*** TASK DATA

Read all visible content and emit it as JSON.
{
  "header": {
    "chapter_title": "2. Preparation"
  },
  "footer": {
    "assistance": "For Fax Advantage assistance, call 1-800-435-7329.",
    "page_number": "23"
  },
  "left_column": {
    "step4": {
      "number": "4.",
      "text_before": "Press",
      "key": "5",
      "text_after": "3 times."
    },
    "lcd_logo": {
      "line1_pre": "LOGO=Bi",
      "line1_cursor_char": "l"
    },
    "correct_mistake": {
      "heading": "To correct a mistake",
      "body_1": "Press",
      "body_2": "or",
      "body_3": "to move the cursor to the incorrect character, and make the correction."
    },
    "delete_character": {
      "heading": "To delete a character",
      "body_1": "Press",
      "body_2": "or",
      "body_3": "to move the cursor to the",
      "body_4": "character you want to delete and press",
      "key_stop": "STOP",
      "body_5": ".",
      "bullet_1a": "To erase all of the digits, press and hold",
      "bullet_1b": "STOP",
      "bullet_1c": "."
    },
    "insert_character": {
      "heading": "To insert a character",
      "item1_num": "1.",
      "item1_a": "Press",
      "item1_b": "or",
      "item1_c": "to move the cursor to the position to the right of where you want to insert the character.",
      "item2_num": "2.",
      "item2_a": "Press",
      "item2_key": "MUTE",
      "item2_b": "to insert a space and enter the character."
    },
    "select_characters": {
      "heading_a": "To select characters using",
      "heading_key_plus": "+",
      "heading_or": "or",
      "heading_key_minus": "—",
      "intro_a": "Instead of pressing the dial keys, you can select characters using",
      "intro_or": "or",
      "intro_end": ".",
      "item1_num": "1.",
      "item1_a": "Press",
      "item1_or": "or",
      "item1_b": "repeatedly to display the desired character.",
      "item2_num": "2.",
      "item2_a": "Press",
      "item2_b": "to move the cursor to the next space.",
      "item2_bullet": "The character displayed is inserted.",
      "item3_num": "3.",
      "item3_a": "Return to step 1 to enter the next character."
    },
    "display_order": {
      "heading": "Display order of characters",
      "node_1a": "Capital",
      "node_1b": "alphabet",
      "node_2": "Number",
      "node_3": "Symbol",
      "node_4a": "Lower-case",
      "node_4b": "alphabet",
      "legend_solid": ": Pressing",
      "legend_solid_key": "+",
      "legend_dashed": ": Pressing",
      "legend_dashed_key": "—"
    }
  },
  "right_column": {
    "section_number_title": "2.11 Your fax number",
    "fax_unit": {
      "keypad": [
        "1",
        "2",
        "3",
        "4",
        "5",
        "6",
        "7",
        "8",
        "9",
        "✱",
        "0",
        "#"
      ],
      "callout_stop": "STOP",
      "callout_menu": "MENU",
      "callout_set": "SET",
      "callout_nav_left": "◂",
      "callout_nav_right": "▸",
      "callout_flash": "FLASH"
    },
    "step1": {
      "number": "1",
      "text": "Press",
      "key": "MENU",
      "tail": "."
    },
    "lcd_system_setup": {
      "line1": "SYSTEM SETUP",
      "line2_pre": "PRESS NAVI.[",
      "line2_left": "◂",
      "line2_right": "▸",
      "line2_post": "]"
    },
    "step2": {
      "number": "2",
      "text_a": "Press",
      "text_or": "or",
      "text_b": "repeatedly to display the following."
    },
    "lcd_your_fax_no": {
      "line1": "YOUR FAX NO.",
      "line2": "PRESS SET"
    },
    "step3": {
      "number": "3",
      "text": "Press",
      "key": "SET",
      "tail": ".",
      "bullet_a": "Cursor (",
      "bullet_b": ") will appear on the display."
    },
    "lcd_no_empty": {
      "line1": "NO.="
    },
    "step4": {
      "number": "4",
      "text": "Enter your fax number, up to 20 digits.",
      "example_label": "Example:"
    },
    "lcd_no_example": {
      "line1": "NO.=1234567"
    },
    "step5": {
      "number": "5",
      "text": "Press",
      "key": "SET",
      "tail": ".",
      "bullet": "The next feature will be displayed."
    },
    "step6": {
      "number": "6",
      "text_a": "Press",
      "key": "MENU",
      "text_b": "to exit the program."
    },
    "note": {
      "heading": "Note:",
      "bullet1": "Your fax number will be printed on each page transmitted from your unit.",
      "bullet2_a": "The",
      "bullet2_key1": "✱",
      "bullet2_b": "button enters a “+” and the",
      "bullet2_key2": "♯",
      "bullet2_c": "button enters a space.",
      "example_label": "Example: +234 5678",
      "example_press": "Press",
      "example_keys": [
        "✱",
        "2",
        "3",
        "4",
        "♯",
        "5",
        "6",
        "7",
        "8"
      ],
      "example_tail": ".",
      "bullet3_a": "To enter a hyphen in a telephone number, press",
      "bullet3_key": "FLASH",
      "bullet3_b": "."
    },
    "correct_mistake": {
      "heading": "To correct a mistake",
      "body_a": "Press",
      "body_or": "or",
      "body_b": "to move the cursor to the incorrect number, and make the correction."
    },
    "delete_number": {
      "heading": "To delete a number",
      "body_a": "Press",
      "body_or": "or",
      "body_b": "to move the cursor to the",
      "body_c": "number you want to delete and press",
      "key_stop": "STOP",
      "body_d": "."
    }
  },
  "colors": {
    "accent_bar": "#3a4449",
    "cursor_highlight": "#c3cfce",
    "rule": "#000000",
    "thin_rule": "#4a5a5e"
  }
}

******

* [EXERCISE] Retype the entries one by one, exactly.

* [WRITTEN REPLY]
Read all visible content and emit it as JSON.
{
  "header": {
    "chapter_title": "2. Preparation"
  },
  "footer": {
    "assistance": "For Fax Advantage assistance, call 1-800-435-7329.",
    "page_number": "23"
  },
  "left_column": {
    "step4": {
      "number": "4.",
      "text_before": "Press",
      "key": "5",
      "text_after": "3 times."
    },
    "lcd_logo": {
      "line1_pre": "LOGO=Bi",
      "line1_cursor_char": "l"
    },
    "correct_mistake": {
      "heading": "To correct a mistake",
      "body_1": "Press",
      "body_2": "or",
      "body_3": "to move the cursor to the incorrect character, and make the correction."
    },
    "delete_character": {
      "heading": "To delete a character",
      "body_1": "Press",
      "body_2": "or",
      "body_3": "to move the cursor to the",
      "body_4": "character you want to delete and press",
      "key_stop": "STOP",
      "body_5": ".",
      "bullet_1a": "To erase all of the digits, press and hold",
      "bullet_1b": "STOP",
      "bullet_1c": "."
    },
    "insert_character": {
      "heading": "To insert a character",
      "item1_num": "1.",
      "item1_a": "Press",
      "item1_b": "or",
      "item1_c": "to move the cursor to the position to the right of where you want to insert the character.",
      "item2_num": "2.",
      "item2_a": "Press",
      "item2_key": "MUTE",
      "item2_b": "to insert a space and enter the character."
    },
    "select_characters": {
      "heading_a": "To select characters using",
      "heading_key_plus": "+",
      "heading_or": "or",
      "heading_key_minus": "—",
      "intro_a": "Instead of pressing the dial keys, you can select characters using",
      "intro_or": "or",
      "intro_end": ".",
      "item1_num": "1.",
      "item1_a": "Press",
      "item1_or": "or",
      "item1_b": "repeatedly to display the desired character.",
      "item2_num": "2.",
      "item2_a": "Press",
      "item2_b": "to move the cursor to the next space.",
      "item2_bullet": "The character displayed is inserted.",
      "item3_num": "3.",
      "item3_a": "Return to step 1 to enter the next character."
    },
    "display_order": {
      "heading": "Display order of characters",
      "node_1a": "Capital",
      "node_1b": "alphabet",
      "node_2": "Number",
      "node_3": "Symbol",
      "node_4a": "Lower-case",
      "node_4b": "alphabet",
      "legend_solid": ": Pressing",
      "legend_solid_key": "+",
      "legend_dashed": ": Pressing",
      "legend_dashed_key": "—"
    }
  },
  "right_column": {
    "section_number_title": "2.11 Your fax number",
    "fax_unit": {
      "keypad": [
        "1",
        "2",
        "3",
        "4",
        "5",
        "6",
        "7",
        "8",
        "9",
        "✱",
        "0",
        "#"
      ],
      "callout_stop": "STOP",
      "callout_menu": "MENU",
      "callout_set": "SET",
      "callout_nav_left": "◂",
      "callout_nav_right": "▸",
      "callout_flash": "FLASH"
    },
    "step1": {
      "number": "1",
      "text": "Press",
      "key": "MENU",
      "tail": "."
    },
    "lcd_system_setup": {
      "line1": "SYSTEM SETUP",
      "line2_pre": "PRESS NAVI.[",
      "line2_left": "◂",
      "line2_right": "▸",
      "line2_post": "]"
    },
    "step2": {
      "number": "2",
      "text_a": "Press",
      "text_or": "or",
      "text_b": "repeatedly to display the following."
    },
    "lcd_your_fax_no": {
      "line1": "YOUR FAX NO.",
      "line2": "PRESS SET"
    },
    "step3": {
      "number": "3",
      "text": "Press",
      "key": "SET",
      "tail": ".",
      "bullet_a": "Cursor (",
      "bullet_b": ") will appear on the display."
    },
    "lcd_no_empty": {
      "line1": "NO.="
    },
    "step4": {
      "number": "4",
      "text": "Enter your fax number, up to 20 digits.",
      "example_label": "Example:"
    },
    "lcd_no_example": {
      "line1": "NO.=1234567"
    },
    "step5": {
      "number": "5",
      "text": "Press",
      "key": "SET",
      "tail": ".",
      "bullet": "The next feature will be displayed."
    },
    "step6": {
      "number": "6",
      "text_a": "Press",
      "key": "MENU",
      "text_b": "to exit the program."
    },
    "note": {
      "heading": "Note:",
      "bullet1": "Your fax number will be printed on each page transmitted from your unit.",
      "bullet2_a": "The",
      "bullet2_key1": "✱",
      "bullet2_b": "button enters a “+” and the",
      "bullet2_key2": "♯",
      "bullet2_c": "button enters a space.",
      "example_label": "Example: +234 5678",
      "example_press": "Press",
      "example_keys": [
        "✱",
        "2",
        "3",
        "4",
        "♯",
        "5",
        "6",
        "7",
        "8"
      ],
      "example_tail": ".",
      "bullet3_a": "To enter a hyphen in a telephone number, press",
      "bullet3_key": "FLASH",
      "bullet3_b": "."
    },
    "correct_mistake": {
      "heading": "To correct a mistake",
      "body_a": "Press",
      "body_or": "or",
      "body_b": "to move the cursor to the incorrect number, and make the correction."
    },
    "delete_number": {
      "heading": "To delete a number",
      "body_a": "Press",
      "body_or": "or",
      "body_b": "to move the cursor to the",
      "body_c": "number you want to delete and press",
      "key_stop": "STOP",
      "body_d": "."
    }
  },
  "colors": {
    "accent_bar": "#3a4449",
    "cursor_highlight": "#c3cfce",
    "rule": "#000000",
    "thin_rule": "#4a5a5e"
  }
}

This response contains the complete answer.